-------- Recorded information
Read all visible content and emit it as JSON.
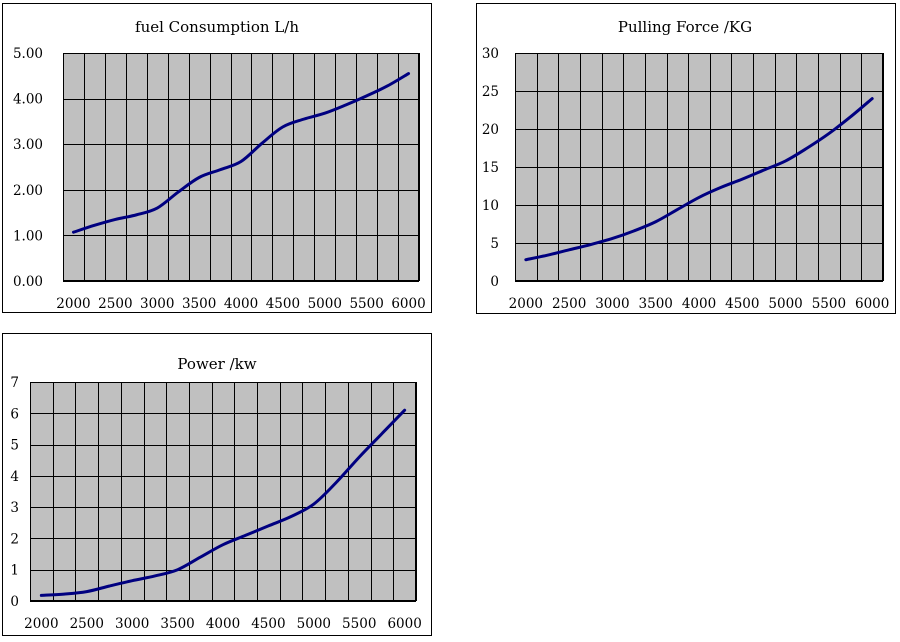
{
  "colors": {
    "plot_background": "#c0c0c0",
    "grid": "#000000",
    "line": "#000080"
  },
  "chart_data": [
    {
      "type": "line",
      "title": "fuel Consumption  L/h",
      "x": [
        2000,
        2250,
        2500,
        2750,
        3000,
        3250,
        3500,
        3750,
        4000,
        4250,
        4500,
        4750,
        5000,
        5250,
        5500,
        5750,
        6000
      ],
      "series": [
        {
          "values": [
            1.07,
            1.22,
            1.35,
            1.45,
            1.6,
            1.95,
            2.27,
            2.44,
            2.62,
            3.02,
            3.38,
            3.55,
            3.68,
            3.86,
            4.06,
            4.28,
            4.55
          ]
        }
      ],
      "x_ticks": [
        "2000",
        "2500",
        "3000",
        "3500",
        "4000",
        "4500",
        "5000",
        "5500",
        "6000"
      ],
      "y_ticks": [
        "0.00",
        "1.00",
        "2.00",
        "3.00",
        "4.00",
        "5.00"
      ],
      "xlim": [
        1875,
        6125
      ],
      "ylim": [
        0,
        5
      ],
      "grid": true
    },
    {
      "type": "line",
      "title": "Pulling Force /KG",
      "x": [
        2000,
        2250,
        2500,
        2750,
        3000,
        3250,
        3500,
        3750,
        4000,
        4250,
        4500,
        4750,
        5000,
        5250,
        5500,
        5750,
        6000
      ],
      "series": [
        {
          "values": [
            2.8,
            3.4,
            4.1,
            4.8,
            5.6,
            6.6,
            7.8,
            9.4,
            11.0,
            12.3,
            13.4,
            14.6,
            15.8,
            17.5,
            19.4,
            21.6,
            24.0
          ]
        }
      ],
      "x_ticks": [
        "2000",
        "2500",
        "3000",
        "3500",
        "4000",
        "4500",
        "5000",
        "5500",
        "6000"
      ],
      "y_ticks": [
        "0",
        "5",
        "10",
        "15",
        "20",
        "25",
        "30"
      ],
      "xlim": [
        1875,
        6125
      ],
      "ylim": [
        0,
        30
      ],
      "grid": true
    },
    {
      "type": "line",
      "title": "Power /kw",
      "x": [
        2000,
        2250,
        2500,
        2750,
        3000,
        3250,
        3500,
        3750,
        4000,
        4250,
        4500,
        4750,
        5000,
        5250,
        5500,
        5750,
        6000
      ],
      "series": [
        {
          "values": [
            0.18,
            0.22,
            0.3,
            0.48,
            0.65,
            0.8,
            1.0,
            1.4,
            1.8,
            2.1,
            2.4,
            2.7,
            3.1,
            3.8,
            4.6,
            5.35,
            6.1
          ]
        }
      ],
      "x_ticks": [
        "2000",
        "2500",
        "3000",
        "3500",
        "4000",
        "4500",
        "5000",
        "5500",
        "6000"
      ],
      "y_ticks": [
        "0",
        "1",
        "2",
        "3",
        "4",
        "5",
        "6",
        "7"
      ],
      "xlim": [
        1875,
        6125
      ],
      "ylim": [
        0,
        7
      ],
      "grid": true
    }
  ]
}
----------------
Stated task:
Using the records above, list each line that includes "title".

Result:
      "title": "fuel Consumption  L/h",
      "title": "Pulling Force /KG",
      "title": "Power /kw",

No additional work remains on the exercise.